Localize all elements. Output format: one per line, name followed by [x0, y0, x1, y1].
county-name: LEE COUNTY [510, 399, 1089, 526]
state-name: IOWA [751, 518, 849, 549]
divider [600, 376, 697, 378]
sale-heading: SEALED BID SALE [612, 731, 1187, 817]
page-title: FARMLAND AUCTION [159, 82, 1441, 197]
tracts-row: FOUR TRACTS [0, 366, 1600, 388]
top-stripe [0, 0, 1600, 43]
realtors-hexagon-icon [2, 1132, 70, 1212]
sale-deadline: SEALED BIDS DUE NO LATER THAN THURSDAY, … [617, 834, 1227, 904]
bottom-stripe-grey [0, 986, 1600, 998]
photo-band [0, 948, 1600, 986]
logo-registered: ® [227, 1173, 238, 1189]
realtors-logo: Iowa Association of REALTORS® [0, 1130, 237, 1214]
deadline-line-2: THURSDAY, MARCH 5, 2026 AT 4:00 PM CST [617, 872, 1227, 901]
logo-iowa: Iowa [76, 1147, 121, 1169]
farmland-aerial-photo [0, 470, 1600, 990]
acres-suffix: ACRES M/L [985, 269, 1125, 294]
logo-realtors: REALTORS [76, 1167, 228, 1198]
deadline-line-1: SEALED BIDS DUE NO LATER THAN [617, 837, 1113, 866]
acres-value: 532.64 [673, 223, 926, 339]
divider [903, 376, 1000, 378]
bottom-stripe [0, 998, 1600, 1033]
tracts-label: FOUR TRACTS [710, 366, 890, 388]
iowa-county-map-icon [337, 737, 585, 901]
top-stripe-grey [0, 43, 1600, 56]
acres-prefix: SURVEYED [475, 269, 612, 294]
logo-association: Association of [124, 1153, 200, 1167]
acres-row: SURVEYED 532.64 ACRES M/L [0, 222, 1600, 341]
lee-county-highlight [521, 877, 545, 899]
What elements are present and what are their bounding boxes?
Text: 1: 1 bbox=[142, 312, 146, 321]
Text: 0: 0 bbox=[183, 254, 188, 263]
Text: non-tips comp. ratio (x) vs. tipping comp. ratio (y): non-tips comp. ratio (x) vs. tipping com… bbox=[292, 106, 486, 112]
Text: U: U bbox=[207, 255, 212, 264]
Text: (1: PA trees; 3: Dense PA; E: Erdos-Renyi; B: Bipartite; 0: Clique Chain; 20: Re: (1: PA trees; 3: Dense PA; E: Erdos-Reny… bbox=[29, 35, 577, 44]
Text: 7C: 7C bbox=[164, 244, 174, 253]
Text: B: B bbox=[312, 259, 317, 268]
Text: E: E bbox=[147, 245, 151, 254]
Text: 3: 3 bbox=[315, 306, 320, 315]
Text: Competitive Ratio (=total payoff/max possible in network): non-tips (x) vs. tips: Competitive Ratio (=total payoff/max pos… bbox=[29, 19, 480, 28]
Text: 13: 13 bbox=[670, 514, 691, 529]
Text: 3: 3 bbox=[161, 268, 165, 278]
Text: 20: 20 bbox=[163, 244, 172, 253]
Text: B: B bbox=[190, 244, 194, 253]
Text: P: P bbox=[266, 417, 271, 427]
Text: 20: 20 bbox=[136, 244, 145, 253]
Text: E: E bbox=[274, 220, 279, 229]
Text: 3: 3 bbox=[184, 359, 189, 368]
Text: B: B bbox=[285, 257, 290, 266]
------
* 課題: 上のレコードの各行を、すべてそのまま書き写してください。

* 解答:
Localize all elements. Output format: one per line, name followed by [x0, y0, x1, y1].
county-name: LEE COUNTY [510, 399, 1089, 526]
state-name: IOWA [751, 518, 849, 549]
divider [600, 376, 697, 378]
sale-heading: SEALED BID SALE [612, 731, 1187, 817]
page-title: FARMLAND AUCTION [159, 82, 1441, 197]
tracts-row: FOUR TRACTS [0, 366, 1600, 388]
top-stripe [0, 0, 1600, 43]
realtors-hexagon-icon [2, 1132, 70, 1212]
sale-deadline: SEALED BIDS DUE NO LATER THAN THURSDAY, … [617, 834, 1227, 904]
bottom-stripe-grey [0, 986, 1600, 998]
photo-band [0, 948, 1600, 986]
logo-registered: ® [227, 1173, 238, 1189]
realtors-logo: Iowa Association of REALTORS® [0, 1130, 237, 1214]
deadline-line-2: THURSDAY, MARCH 5, 2026 AT 4:00 PM CST [617, 872, 1227, 901]
logo-iowa: Iowa [76, 1147, 121, 1169]
farmland-aerial-photo [0, 470, 1600, 990]
acres-suffix: ACRES M/L [985, 269, 1125, 294]
logo-realtors: REALTORS [76, 1167, 228, 1198]
deadline-line-1: SEALED BIDS DUE NO LATER THAN [617, 837, 1113, 866]
acres-value: 532.64 [673, 223, 926, 339]
divider [903, 376, 1000, 378]
bottom-stripe [0, 998, 1600, 1033]
tracts-label: FOUR TRACTS [710, 366, 890, 388]
iowa-county-map-icon [337, 737, 585, 901]
top-stripe-grey [0, 43, 1600, 56]
acres-prefix: SURVEYED [475, 269, 612, 294]
logo-association: Association of [124, 1153, 200, 1167]
acres-row: SURVEYED 532.64 ACRES M/L [0, 222, 1600, 341]
lee-county-highlight [521, 877, 545, 899]
What elements are present and what are their bounding boxes?
Text: 1: 1 bbox=[142, 312, 146, 321]
Text: 0: 0 bbox=[183, 254, 188, 263]
Text: non-tips comp. ratio (x) vs. tipping comp. ratio (y): non-tips comp. ratio (x) vs. tipping com… bbox=[292, 106, 486, 112]
Text: U: U bbox=[207, 255, 212, 264]
Text: (1: PA trees; 3: Dense PA; E: Erdos-Renyi; B: Bipartite; 0: Clique Chain; 20: Re: (1: PA trees; 3: Dense PA; E: Erdos-Reny… bbox=[29, 35, 577, 44]
Text: 7C: 7C bbox=[164, 244, 174, 253]
Text: B: B bbox=[312, 259, 317, 268]
Text: E: E bbox=[147, 245, 151, 254]
Text: 3: 3 bbox=[315, 306, 320, 315]
Text: Competitive Ratio (=total payoff/max possible in network): non-tips (x) vs. tips: Competitive Ratio (=total payoff/max pos… bbox=[29, 19, 480, 28]
Text: 13: 13 bbox=[670, 514, 691, 529]
Text: 3: 3 bbox=[161, 268, 165, 278]
Text: 20: 20 bbox=[163, 244, 172, 253]
Text: B: B bbox=[190, 244, 194, 253]
Text: P: P bbox=[266, 417, 271, 427]
Text: 20: 20 bbox=[136, 244, 145, 253]
Text: E: E bbox=[274, 220, 279, 229]
Text: 3: 3 bbox=[184, 359, 189, 368]
Text: B: B bbox=[285, 257, 290, 266]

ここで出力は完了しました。